- _Excerpted passage_
++++++++
Many long-time residents of Boyle Heights are attempting to resist the forces of their own extinction. Entering the fray, ostensibly on behalf of the community, is a traveling troupe of self-proclaimed political-aesthetic quasi-Marxist pioneers known as Ultra-red.
One of the effects of the Ultra-red invasion, has been a heightened focus on the economic impact on Boyle Heights of a few art galleries; many, but not all, of which have recently appeared in the neighborhood. Even those galleries located in an underused industrial area have become the target of the resistance.
Through the intervention of Ultra-red, and its affiliate groups, many of the residents of Boyle Heights have come to view the galleries as the generators of gentrification. They believe that closing the art galleries will substantially alter, if not halt, the economic forces headed in their direction. This claim has left most gallery owners in a state of confusion; they argue that the vitriol against the galleries does not take into account the complex forces of gentrification and misunderstands the galleries’ actual impact.
Their bewilderment is understandable. Art galleries do not simply materialize from another dimension dragging the unwilling forces of gentrification behind them. The galleries are the initial surge of an economic tsunami – a position that has been occupied in other communities by coffee shops, restaurants, retail stores, etc. Though the galleries are being presented as the harbingers of economic disaster, the fervor against them is disconnected from their actual impact on gentrification.
The art galleries have become a primary target of political resistance primarily because they function as effective points of engagement for the “sonic strategists” of Ultra-red. The economics of the galleries disappear into an intense aura of theoretical navel-gazing about the role of “the artist.” For the residents of Boyle Heights, the art galleries are perceived as an economic force; for Ultra-red, they open-up a series of ruminations on the meaning of “art.”
Ultra-red co-founder Dont Rhine has said“we love…this [Marxist philosopher] Althusser thing [that] ideas exist only in their practice. …[T]hen we can think about, what’s the relationship between the developer who says, no, we’re gonna give you better housing by displacing all of you? [sentence in original]. That’s the practice, not the better housing, the practice is the displacement.”
“Then we can think about” is not a politics; it in no way escapes the gravitational pull of the theoretical. Ultra-red isn’t about politics. It isn’t about theorizing about politics. It’s about theorizing about theorizing about politics.
James P. Carse has written of the distinctions between what he called finite and infinite games. The gentrification of Boyle Heights is a finite game – there are distinct winners and losers in the battle for economic resources. The world of Ultra-red is an infinite game. No matter what happens to the people of Boyle Heights, the game of academia and art will continue. Different from the finite, the infinite game has its own structure of incentives and motivations. Even if the residents of Boyle Heights are cast to the winds, for Ultra-Red there will always be more sound pieces to perform, articles to write, conferences to attend, academic positions to be attained.
++++++++
- _Record list_
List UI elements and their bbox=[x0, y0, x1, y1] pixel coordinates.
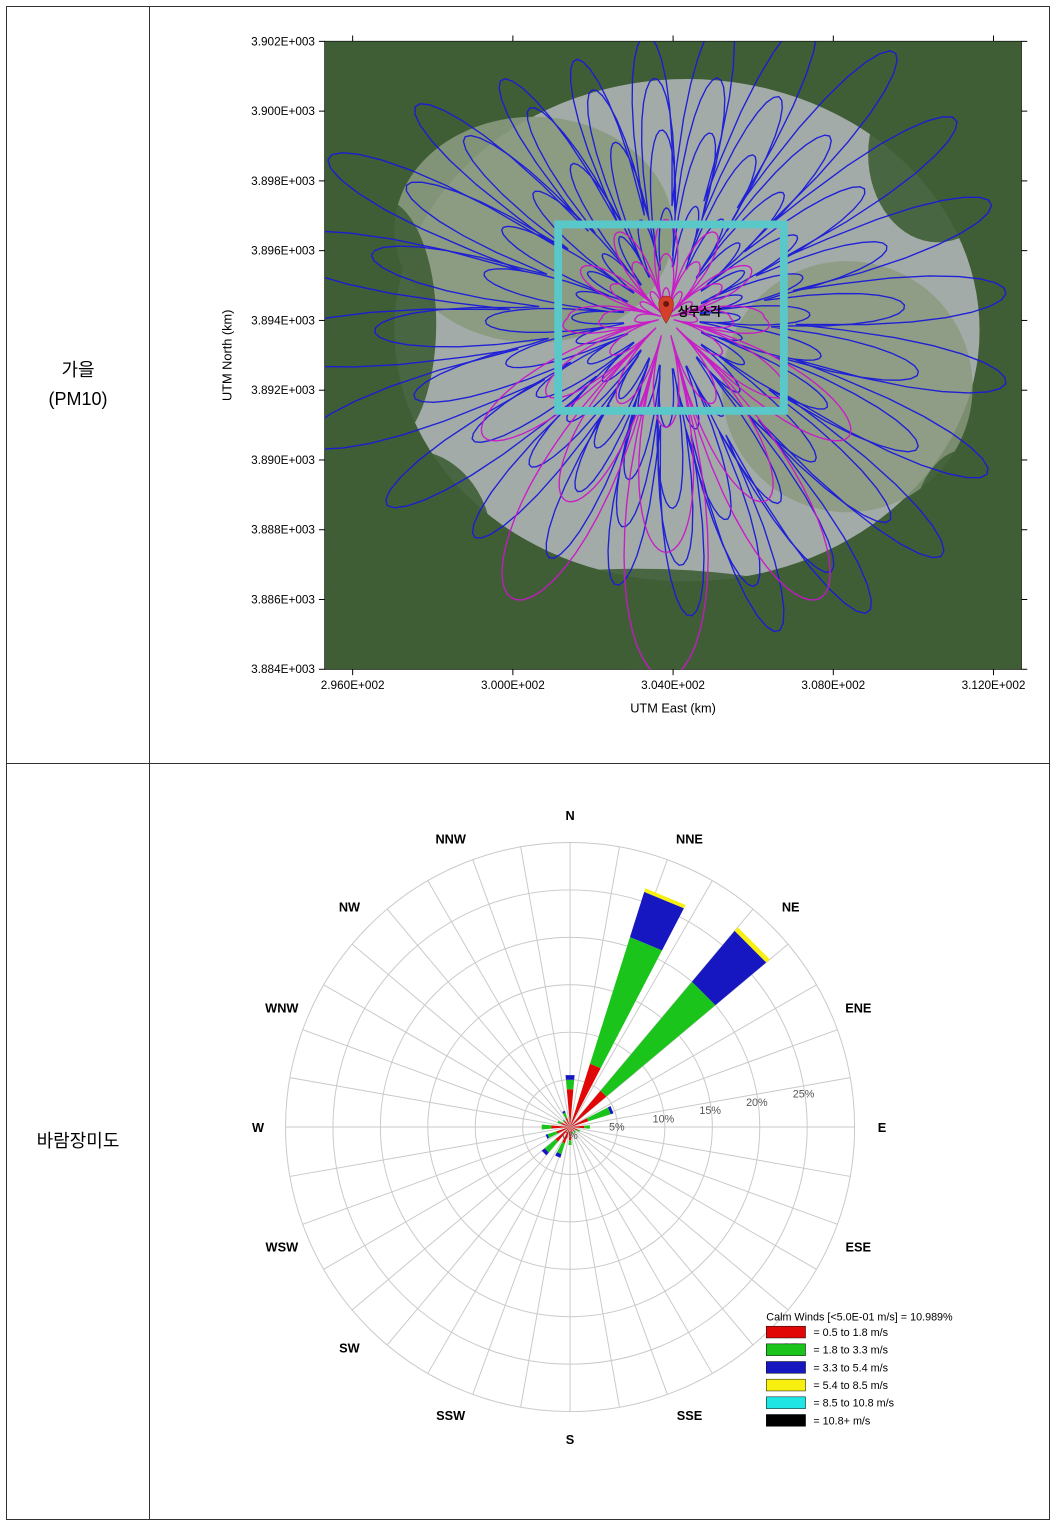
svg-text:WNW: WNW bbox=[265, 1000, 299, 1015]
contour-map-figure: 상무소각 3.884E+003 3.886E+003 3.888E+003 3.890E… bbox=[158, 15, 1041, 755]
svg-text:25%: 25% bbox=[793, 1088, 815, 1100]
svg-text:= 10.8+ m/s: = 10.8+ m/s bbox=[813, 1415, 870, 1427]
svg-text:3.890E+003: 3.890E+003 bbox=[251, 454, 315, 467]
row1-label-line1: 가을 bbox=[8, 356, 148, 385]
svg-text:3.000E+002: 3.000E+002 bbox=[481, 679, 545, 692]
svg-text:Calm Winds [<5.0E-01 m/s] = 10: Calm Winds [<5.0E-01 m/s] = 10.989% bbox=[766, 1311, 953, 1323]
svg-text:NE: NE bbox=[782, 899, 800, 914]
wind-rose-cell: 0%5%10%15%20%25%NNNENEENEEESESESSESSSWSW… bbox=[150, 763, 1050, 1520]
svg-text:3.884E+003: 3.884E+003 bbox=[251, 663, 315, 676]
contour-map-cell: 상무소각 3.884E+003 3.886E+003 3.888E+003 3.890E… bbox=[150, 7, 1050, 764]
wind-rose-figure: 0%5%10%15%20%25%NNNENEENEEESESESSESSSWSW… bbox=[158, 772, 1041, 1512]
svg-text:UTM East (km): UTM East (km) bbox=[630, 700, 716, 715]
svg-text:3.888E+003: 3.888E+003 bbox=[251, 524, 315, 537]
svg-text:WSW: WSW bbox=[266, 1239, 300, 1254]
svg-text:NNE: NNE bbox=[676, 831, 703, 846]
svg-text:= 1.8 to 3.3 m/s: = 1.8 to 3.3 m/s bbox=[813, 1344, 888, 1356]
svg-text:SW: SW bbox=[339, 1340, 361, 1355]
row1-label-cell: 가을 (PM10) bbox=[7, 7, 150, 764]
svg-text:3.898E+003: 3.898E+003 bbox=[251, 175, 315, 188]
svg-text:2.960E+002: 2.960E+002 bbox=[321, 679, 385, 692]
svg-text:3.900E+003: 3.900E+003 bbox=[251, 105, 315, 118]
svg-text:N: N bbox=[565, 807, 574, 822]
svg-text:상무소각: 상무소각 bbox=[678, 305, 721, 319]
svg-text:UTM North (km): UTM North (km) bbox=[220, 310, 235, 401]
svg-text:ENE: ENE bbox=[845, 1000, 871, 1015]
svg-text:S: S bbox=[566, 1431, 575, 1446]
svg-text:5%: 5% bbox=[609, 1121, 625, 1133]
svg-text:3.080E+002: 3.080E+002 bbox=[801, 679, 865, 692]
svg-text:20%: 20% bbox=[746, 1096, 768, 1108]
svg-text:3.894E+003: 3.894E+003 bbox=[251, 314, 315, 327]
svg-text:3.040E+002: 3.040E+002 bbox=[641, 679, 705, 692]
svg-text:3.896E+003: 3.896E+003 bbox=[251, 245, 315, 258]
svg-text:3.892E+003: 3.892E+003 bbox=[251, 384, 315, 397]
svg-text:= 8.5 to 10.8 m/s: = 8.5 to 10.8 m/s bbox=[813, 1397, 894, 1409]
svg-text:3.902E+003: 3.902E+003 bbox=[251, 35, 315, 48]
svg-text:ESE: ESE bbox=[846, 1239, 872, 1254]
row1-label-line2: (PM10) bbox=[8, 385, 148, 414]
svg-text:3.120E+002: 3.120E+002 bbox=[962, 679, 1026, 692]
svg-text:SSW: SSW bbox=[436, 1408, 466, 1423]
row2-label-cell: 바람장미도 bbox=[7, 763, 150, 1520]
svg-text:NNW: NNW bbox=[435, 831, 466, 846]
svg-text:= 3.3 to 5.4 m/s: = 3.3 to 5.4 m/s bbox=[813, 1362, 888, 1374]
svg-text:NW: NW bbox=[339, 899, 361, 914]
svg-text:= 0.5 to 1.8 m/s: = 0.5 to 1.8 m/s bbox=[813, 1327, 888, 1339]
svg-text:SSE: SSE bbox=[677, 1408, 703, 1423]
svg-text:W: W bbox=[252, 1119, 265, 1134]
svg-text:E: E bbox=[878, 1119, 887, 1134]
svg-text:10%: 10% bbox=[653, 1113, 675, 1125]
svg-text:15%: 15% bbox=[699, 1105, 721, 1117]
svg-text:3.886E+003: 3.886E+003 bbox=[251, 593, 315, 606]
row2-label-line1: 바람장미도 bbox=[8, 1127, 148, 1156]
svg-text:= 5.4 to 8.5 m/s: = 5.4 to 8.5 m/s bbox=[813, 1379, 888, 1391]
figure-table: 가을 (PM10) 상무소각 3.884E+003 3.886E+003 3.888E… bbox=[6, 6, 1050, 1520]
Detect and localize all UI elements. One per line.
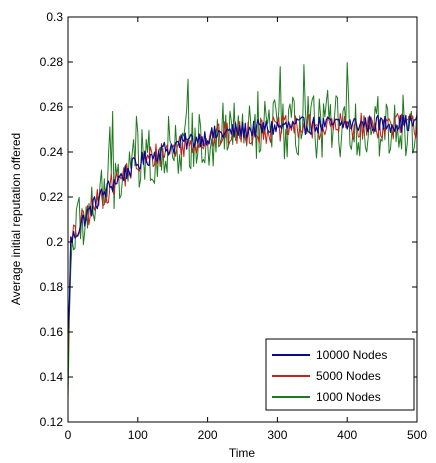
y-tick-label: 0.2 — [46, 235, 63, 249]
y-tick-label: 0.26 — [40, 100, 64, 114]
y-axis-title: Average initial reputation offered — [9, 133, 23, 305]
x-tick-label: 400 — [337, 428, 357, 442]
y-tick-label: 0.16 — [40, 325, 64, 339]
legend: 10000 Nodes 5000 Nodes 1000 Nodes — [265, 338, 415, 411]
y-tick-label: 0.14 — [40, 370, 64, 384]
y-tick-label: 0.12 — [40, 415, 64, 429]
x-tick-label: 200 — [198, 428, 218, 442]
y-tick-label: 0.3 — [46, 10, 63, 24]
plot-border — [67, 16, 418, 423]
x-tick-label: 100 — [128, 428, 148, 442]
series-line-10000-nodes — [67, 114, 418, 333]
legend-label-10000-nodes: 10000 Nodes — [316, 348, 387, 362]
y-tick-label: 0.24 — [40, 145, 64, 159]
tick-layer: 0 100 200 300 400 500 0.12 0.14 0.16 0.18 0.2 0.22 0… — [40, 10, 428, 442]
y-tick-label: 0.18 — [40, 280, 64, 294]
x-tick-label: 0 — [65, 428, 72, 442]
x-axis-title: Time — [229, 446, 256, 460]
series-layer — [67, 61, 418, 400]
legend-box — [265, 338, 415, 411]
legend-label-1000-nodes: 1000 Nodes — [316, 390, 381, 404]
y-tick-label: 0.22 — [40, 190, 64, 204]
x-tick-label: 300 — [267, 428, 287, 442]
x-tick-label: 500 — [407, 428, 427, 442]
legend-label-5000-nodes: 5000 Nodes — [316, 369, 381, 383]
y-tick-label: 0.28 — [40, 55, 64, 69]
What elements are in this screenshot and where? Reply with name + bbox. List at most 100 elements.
++++++++
- _Challenges_
a. Output the part of the Boyle Heights essay starting with "Ultra-red co-founder Dont" and going on through "theorizing about theorizing about politics.", copied word for word.
b. From the records, return exactly the lines starting with the line with "y-tick-label: 0.2 — [46, 235, 63, 249]" and going on through the line with "x-tick-label: 200 — [198, 428, 218, 442]", and nothing more.

- _Solutions to the exercise_
a.
Ultra-red co-founder Dont Rhine has said“we love…this [Marxist philosopher] Althusser thing [that] ideas exist only in their practice. …[T]hen we can think about, what’s the relationship between the developer who says, no, we’re gonna give you better housing by displacing all of you? [sentence in original]. That’s the practice, not the better housing, the practice is the displacement.”
“Then we can think about” is not a politics; it in no way escapes the gravitational pull of the theoretical. Ultra-red isn’t about politics. It isn’t about theorizing about politics. It’s about theorizing about theorizing about politics.

b.
y-tick-label: 0.2 — [46, 235, 63, 249]
y-tick-label: 0.26 — [40, 100, 64, 114]
y-axis-title: Average initial reputation offered — [9, 133, 23, 305]
x-tick-label: 400 — [337, 428, 357, 442]
y-tick-label: 0.16 — [40, 325, 64, 339]
legend: 10000 Nodes 5000 Nodes 1000 Nodes — [265, 338, 415, 411]
y-tick-label: 0.14 — [40, 370, 64, 384]
y-tick-label: 0.12 — [40, 415, 64, 429]
x-tick-label: 200 — [198, 428, 218, 442]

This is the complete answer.